§ **Given request**
All of the material should be reproduced exactly, with pictures left out.

[Part of a data file]
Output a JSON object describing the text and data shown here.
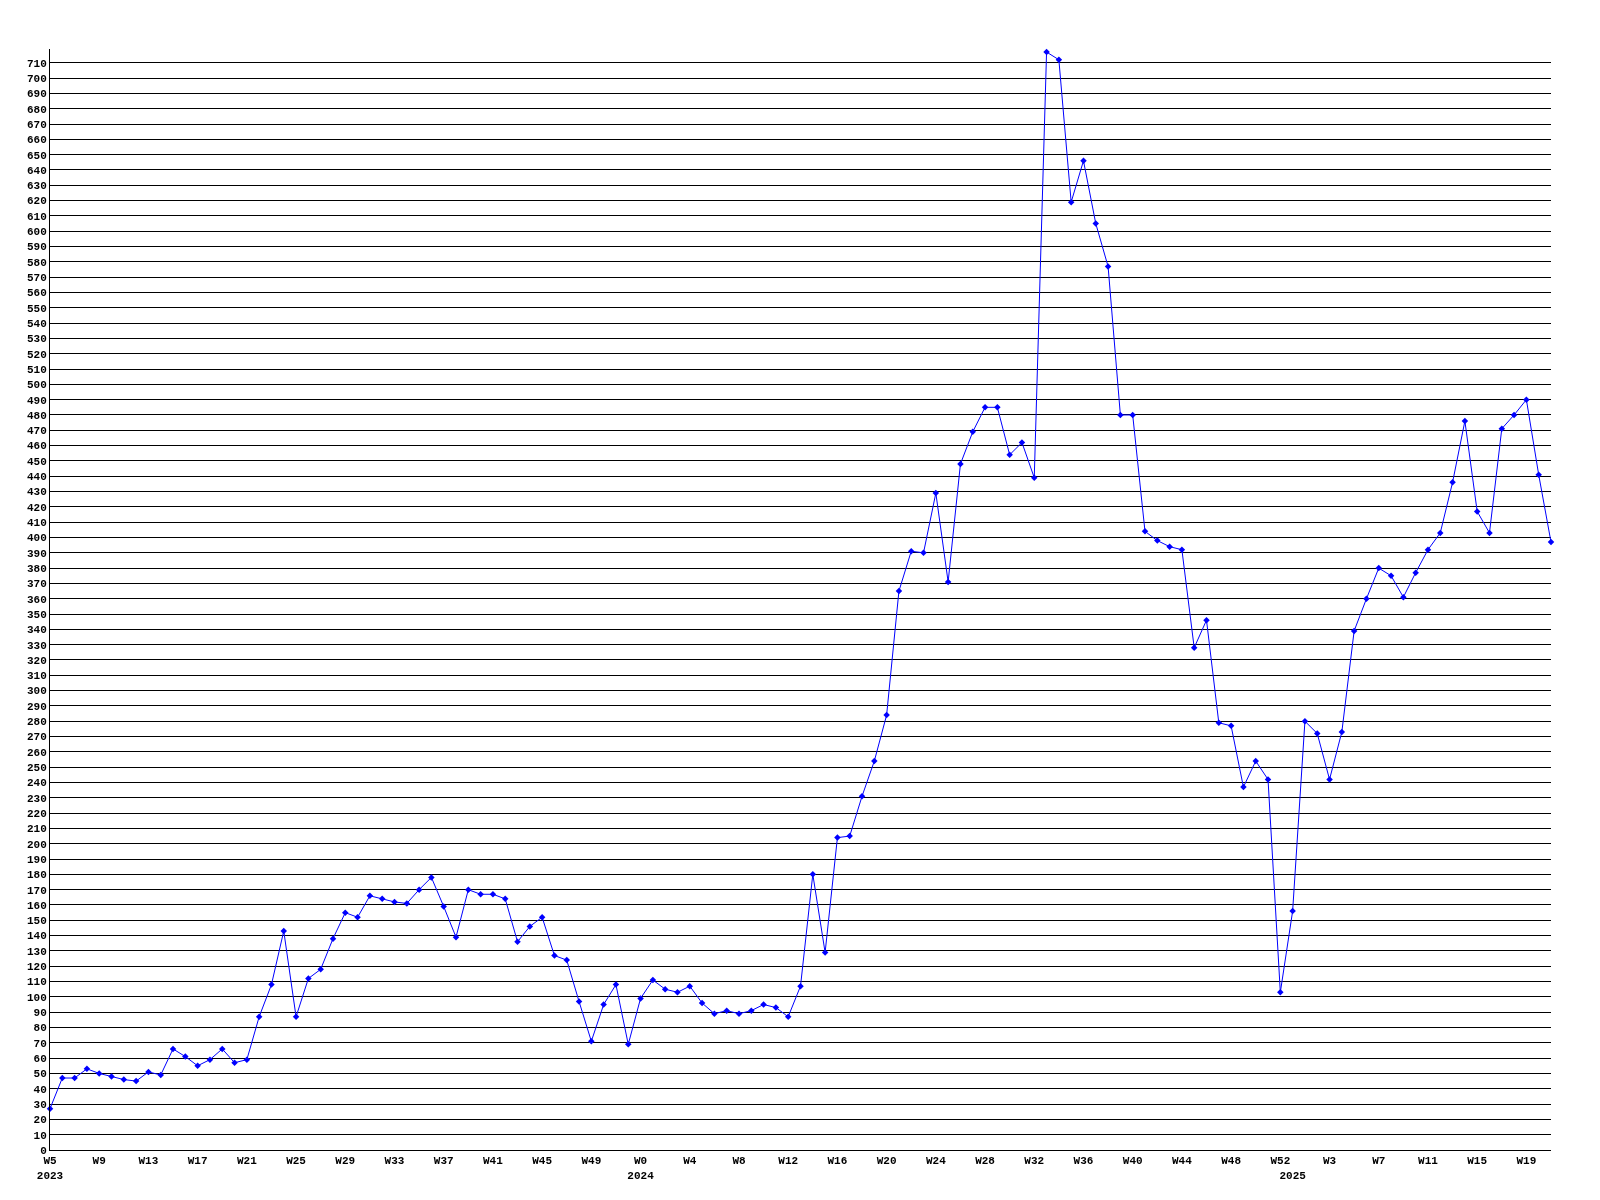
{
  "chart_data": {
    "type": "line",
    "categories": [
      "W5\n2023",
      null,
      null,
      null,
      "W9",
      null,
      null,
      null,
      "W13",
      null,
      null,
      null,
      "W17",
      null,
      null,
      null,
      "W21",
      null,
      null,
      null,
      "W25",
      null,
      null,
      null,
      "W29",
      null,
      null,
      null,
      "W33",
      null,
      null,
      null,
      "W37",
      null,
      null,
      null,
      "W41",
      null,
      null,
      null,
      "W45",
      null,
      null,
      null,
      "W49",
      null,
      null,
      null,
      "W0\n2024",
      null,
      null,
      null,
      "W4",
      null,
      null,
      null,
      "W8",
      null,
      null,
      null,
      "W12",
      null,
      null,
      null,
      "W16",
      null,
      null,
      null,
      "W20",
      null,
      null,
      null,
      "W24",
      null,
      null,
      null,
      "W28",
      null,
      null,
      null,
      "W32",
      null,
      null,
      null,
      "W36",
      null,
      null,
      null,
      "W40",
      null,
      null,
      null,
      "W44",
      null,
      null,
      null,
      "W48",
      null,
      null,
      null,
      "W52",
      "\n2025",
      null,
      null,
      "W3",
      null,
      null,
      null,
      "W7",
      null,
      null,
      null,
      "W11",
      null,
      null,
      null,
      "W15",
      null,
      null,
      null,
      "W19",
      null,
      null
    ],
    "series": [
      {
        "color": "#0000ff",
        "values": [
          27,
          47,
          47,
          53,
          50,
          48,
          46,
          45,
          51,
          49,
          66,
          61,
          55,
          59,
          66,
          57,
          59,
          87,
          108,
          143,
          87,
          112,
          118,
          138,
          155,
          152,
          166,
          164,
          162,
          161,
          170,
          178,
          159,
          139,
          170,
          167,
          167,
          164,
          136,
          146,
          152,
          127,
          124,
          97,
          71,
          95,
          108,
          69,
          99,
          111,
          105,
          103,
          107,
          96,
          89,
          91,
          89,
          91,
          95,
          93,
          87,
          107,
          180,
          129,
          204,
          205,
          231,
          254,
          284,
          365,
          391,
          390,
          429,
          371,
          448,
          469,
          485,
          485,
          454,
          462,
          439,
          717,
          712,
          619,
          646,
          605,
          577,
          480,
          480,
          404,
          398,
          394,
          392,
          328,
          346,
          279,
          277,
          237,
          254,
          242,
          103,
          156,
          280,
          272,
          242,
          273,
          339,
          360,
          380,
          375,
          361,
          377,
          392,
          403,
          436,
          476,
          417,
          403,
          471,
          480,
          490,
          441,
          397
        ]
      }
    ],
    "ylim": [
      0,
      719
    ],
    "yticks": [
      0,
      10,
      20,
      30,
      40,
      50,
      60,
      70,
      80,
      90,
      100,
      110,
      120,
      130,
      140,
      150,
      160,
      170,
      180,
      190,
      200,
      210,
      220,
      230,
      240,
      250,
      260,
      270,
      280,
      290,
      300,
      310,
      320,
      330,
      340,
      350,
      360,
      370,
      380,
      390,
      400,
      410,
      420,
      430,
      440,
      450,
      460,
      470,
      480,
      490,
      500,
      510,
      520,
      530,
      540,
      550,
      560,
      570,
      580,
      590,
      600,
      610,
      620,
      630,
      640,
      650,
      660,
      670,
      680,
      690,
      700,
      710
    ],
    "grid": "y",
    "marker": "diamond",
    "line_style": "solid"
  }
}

§ **Full output**
Output a JSON object describing the text and data shown here.
{
  "chart_data": {
    "type": "line",
    "categories": [
      "W5\n2023",
      null,
      null,
      null,
      "W9",
      null,
      null,
      null,
      "W13",
      null,
      null,
      null,
      "W17",
      null,
      null,
      null,
      "W21",
      null,
      null,
      null,
      "W25",
      null,
      null,
      null,
      "W29",
      null,
      null,
      null,
      "W33",
      null,
      null,
      null,
      "W37",
      null,
      null,
      null,
      "W41",
      null,
      null,
      null,
      "W45",
      null,
      null,
      null,
      "W49",
      null,
      null,
      null,
      "W0\n2024",
      null,
      null,
      null,
      "W4",
      null,
      null,
      null,
      "W8",
      null,
      null,
      null,
      "W12",
      null,
      null,
      null,
      "W16",
      null,
      null,
      null,
      "W20",
      null,
      null,
      null,
      "W24",
      null,
      null,
      null,
      "W28",
      null,
      null,
      null,
      "W32",
      null,
      null,
      null,
      "W36",
      null,
      null,
      null,
      "W40",
      null,
      null,
      null,
      "W44",
      null,
      null,
      null,
      "W48",
      null,
      null,
      null,
      "W52",
      "\n2025",
      null,
      null,
      "W3",
      null,
      null,
      null,
      "W7",
      null,
      null,
      null,
      "W11",
      null,
      null,
      null,
      "W15",
      null,
      null,
      null,
      "W19",
      null,
      null
    ],
    "series": [
      {
        "color": "#0000ff",
        "values": [
          27,
          47,
          47,
          53,
          50,
          48,
          46,
          45,
          51,
          49,
          66,
          61,
          55,
          59,
          66,
          57,
          59,
          87,
          108,
          143,
          87,
          112,
          118,
          138,
          155,
          152,
          166,
          164,
          162,
          161,
          170,
          178,
          159,
          139,
          170,
          167,
          167,
          164,
          136,
          146,
          152,
          127,
          124,
          97,
          71,
          95,
          108,
          69,
          99,
          111,
          105,
          103,
          107,
          96,
          89,
          91,
          89,
          91,
          95,
          93,
          87,
          107,
          180,
          129,
          204,
          205,
          231,
          254,
          284,
          365,
          391,
          390,
          429,
          371,
          448,
          469,
          485,
          485,
          454,
          462,
          439,
          717,
          712,
          619,
          646,
          605,
          577,
          480,
          480,
          404,
          398,
          394,
          392,
          328,
          346,
          279,
          277,
          237,
          254,
          242,
          103,
          156,
          280,
          272,
          242,
          273,
          339,
          360,
          380,
          375,
          361,
          377,
          392,
          403,
          436,
          476,
          417,
          403,
          471,
          480,
          490,
          441,
          397
        ]
      }
    ],
    "ylim": [
      0,
      719
    ],
    "yticks": [
      0,
      10,
      20,
      30,
      40,
      50,
      60,
      70,
      80,
      90,
      100,
      110,
      120,
      130,
      140,
      150,
      160,
      170,
      180,
      190,
      200,
      210,
      220,
      230,
      240,
      250,
      260,
      270,
      280,
      290,
      300,
      310,
      320,
      330,
      340,
      350,
      360,
      370,
      380,
      390,
      400,
      410,
      420,
      430,
      440,
      450,
      460,
      470,
      480,
      490,
      500,
      510,
      520,
      530,
      540,
      550,
      560,
      570,
      580,
      590,
      600,
      610,
      620,
      630,
      640,
      650,
      660,
      670,
      680,
      690,
      700,
      710
    ],
    "grid": "y",
    "marker": "diamond",
    "line_style": "solid"
  }
}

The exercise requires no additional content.